* **GOAL**:
List all lines of the data containing the word "างพระราชบ".

Dataset items:
[start]

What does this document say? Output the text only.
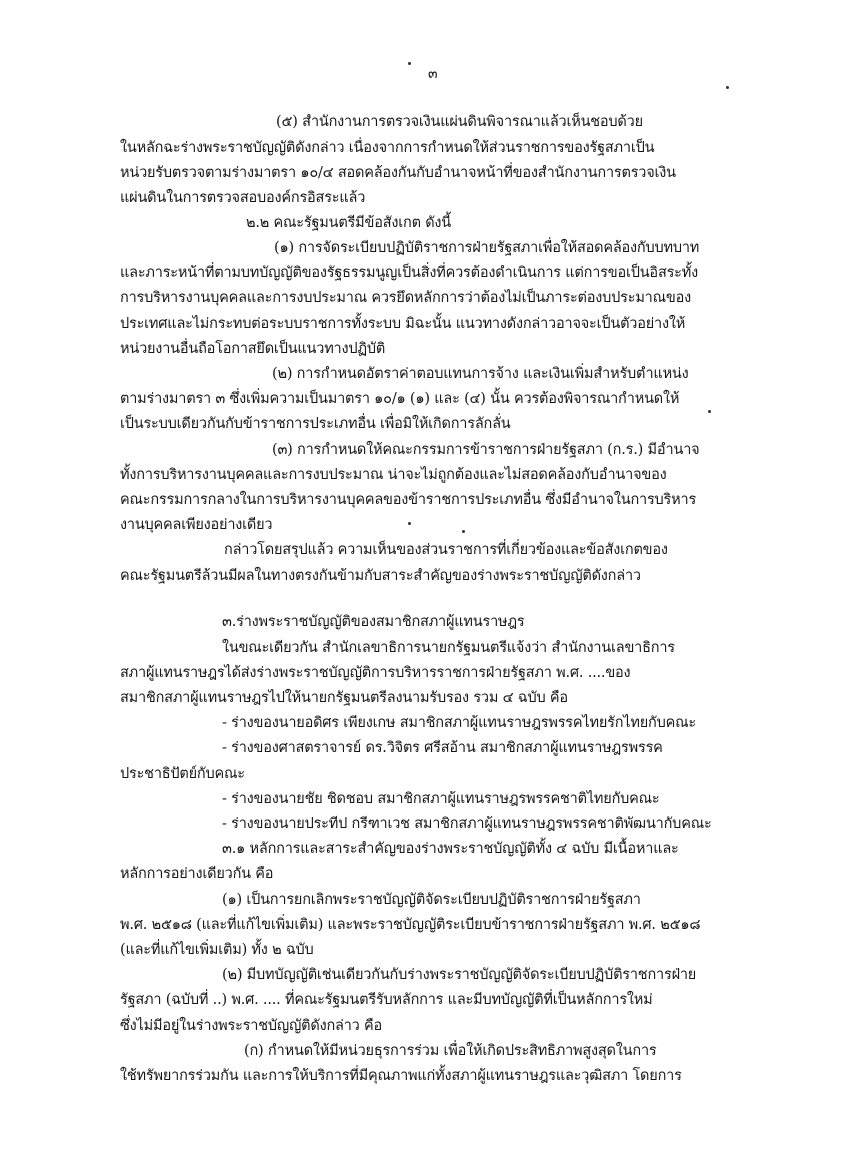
๓
(๕) สำนักงานการตรวจเงินแผ่นดินพิจารณาแล้วเห็นชอบด้วย
ในหลักฉะร่างพระราชบัญญัติดังกล่าว เนื่องจากการกำหนดให้ส่วนราชการของรัฐสภาเป็น
หน่วยรับตรวจตามร่างมาตรา ๑๐/๔ สอดคล้องกันกับอำนาจหน้าที่ของสำนักงานการตรวจเงิน
แผ่นดินในการตรวจสอบองค์กรอิสระแล้ว
๒.๒ คณะรัฐมนตรีมีข้อสังเกต ดังนี้
(๑) การจัดระเบียบปฏิบัติราชการฝ่ายรัฐสภาเพื่อให้สอดคล้องกับบทบาท
และภาระหน้าที่ตามบทบัญญัติของรัฐธรรมนูญเป็นสิ่งที่ควรต้องดำเนินการ แต่การขอเป็นอิสระทั้ง
การบริหารงานบุคคลและการงบประมาณ ควรยึดหลักการว่าต้องไม่เป็นภาระต่องบประมาณของ
ประเทศและไม่กระทบต่อระบบราชการทั้งระบบ มิฉะนั้น แนวทางดังกล่าวอาจจะเป็นตัวอย่างให้
หน่วยงานอื่นถือโอกาสยึดเป็นแนวทางปฏิบัติ
(๒) การกำหนดอัตราค่าตอบแทนการจ้าง และเงินเพิ่มสำหรับตำแหน่ง
ตามร่างมาตรา ๓ ซึ่งเพิ่มความเป็นมาตรา ๑๐/๑ (๑) และ (๔) นั้น ควรต้องพิจารณากำหนดให้
เป็นระบบเดียวกันกับข้าราชการประเภทอื่น เพื่อมิให้เกิดการลักลั่น
(๓) การกำหนดให้คณะกรรมการข้าราชการฝ่ายรัฐสภา (ก.ร.) มีอำนาจ
ทั้งการบริหารงานบุคคลและการงบประมาณ น่าจะไม่ถูกต้องและไม่สอดคล้องกับอำนาจของ
คณะกรรมการกลางในการบริหารงานบุคคลของข้าราชการประเภทอื่น ซึ่งมีอำนาจในการบริหาร
งานบุคคลเพียงอย่างเดียว
กล่าวโดยสรุปแล้ว ความเห็นของส่วนราชการที่เกี่ยวข้องและข้อสังเกตของ
คณะรัฐมนตรีล้วนมีผลในทางตรงกันข้ามกับสาระสำคัญของร่างพระราชบัญญัติดังกล่าว
๓.ร่างพระราชบัญญัติของสมาชิกสภาผู้แทนราษฎร
ในขณะเดียวกัน สำนักเลขาธิการนายกรัฐมนตรีแจ้งว่า สำนักงานเลขาธิการ
สภาผู้แทนราษฎรได้ส่งร่างพระราชบัญญัติการบริหารราชการฝ่ายรัฐสภา พ.ศ. ....ของ
สมาชิกสภาผู้แทนราษฎรไปให้นายกรัฐมนตรีลงนามรับรอง รวม ๔ ฉบับ คือ
- ร่างของนายอดิศร เพียงเกษ สมาชิกสภาผู้แทนราษฎรพรรคไทยรักไทยกับคณะ
- ร่างของศาสตราจารย์ ดร.วิจิตร ศรีสอ้าน สมาชิกสภาผู้แทนราษฎรพรรค
ประชาธิปัตย์กับคณะ
- ร่างของนายชัย ชิดชอบ สมาชิกสภาผู้แทนราษฎรพรรคชาติไทยกับคณะ
- ร่างของนายประทีป กรีฑาเวช สมาชิกสภาผู้แทนราษฎรพรรคชาติพัฒนากับคณะ
๓.๑ หลักการและสาระสำคัญของร่างพระราชบัญญัติทั้ง ๔ ฉบับ มีเนื้อหาและ
หลักการอย่างเดียวกัน คือ
(๑) เป็นการยกเลิกพระราชบัญญัติจัดระเบียบปฏิบัติราชการฝ่ายรัฐสภา
พ.ศ. ๒๕๑๘ (และที่แก้ไขเพิ่มเติม) และพระราชบัญญัติระเบียบข้าราชการฝ่ายรัฐสภา พ.ศ. ๒๕๑๘
(และที่แก้ไขเพิ่มเติม) ทั้ง ๒ ฉบับ
(๒) มีบทบัญญัติเช่นเดียวกันกับร่างพระราชบัญญัติจัดระเบียบปฏิบัติราชการฝ่าย
รัฐสภา (ฉบับที่ ..) พ.ศ. .... ที่คณะรัฐมนตรีรับหลักการ และมีบทบัญญัติที่เป็นหลักการใหม่
ซึ่งไม่มีอยู่ในร่างพระราชบัญญัติดังกล่าว คือ
(ก) กำหนดให้มีหน่วยธุรการร่วม เพื่อให้เกิดประสิทธิภาพสูงสุดในการ
ใช้ทรัพยากรร่วมกัน และการให้บริการที่มีคุณภาพแก่ทั้งสภาผู้แทนราษฎรและวุฒิสภา โดยการ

[end]

* **SOLUTION**:
ในหลักฉะร่างพระราชบัญญัติดังกล่าว เนื่องจากการกำหนดให้ส่วนราชการของรัฐสภาเป็น
คณะรัฐมนตรีล้วนมีผลในทางตรงกันข้ามกับสาระสำคัญของร่างพระราชบัญญัติดังกล่าว
๓.ร่างพระราชบัญญัติของสมาชิกสภาผู้แทนราษฎร
สภาผู้แทนราษฎรได้ส่งร่างพระราชบัญญัติการบริหารราชการฝ่ายรัฐสภา พ.ศ. ....ของ
๓.๑ หลักการและสาระสำคัญของร่างพระราชบัญญัติทั้ง ๔ ฉบับ มีเนื้อหาและ
(๒) มีบทบัญญัติเช่นเดียวกันกับร่างพระราชบัญญัติจัดระเบียบปฏิบัติราชการฝ่าย
ซึ่งไม่มีอยู่ในร่างพระราชบัญญัติดังกล่าว คือ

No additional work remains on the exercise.